>>>
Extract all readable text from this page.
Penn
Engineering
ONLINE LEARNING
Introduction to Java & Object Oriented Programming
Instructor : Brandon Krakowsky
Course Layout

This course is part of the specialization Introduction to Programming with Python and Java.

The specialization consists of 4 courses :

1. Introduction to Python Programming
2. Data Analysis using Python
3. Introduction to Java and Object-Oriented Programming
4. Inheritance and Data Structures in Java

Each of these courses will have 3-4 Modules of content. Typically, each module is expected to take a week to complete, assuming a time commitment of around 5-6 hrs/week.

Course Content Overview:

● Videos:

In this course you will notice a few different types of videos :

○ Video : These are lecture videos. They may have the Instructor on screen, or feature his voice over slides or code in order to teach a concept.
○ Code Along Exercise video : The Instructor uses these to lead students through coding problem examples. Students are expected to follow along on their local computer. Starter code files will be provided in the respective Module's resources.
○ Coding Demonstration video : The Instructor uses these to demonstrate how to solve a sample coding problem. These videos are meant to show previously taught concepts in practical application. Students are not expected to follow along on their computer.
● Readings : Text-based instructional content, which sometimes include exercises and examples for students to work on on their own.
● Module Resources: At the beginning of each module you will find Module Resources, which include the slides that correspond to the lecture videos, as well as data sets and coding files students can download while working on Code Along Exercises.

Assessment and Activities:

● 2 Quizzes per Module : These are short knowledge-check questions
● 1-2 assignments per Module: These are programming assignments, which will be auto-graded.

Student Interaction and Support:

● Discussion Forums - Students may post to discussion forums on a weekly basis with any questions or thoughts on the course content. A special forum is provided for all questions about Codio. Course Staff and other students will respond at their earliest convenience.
<<<
**AIM:**
Scan the listing above for the word "questions" and show each line where it is found.

**ANSWER TO THE EXERCISE:**
● 2 Quizzes per Module : These are short knowledge-check questions
● Discussion Forums - Students may post to discussion forums on a weekly basis with any questions or thoughts on the course content. A special forum is provided for all questions about Codio. Course Staff and other students will respond at their earliest convenience.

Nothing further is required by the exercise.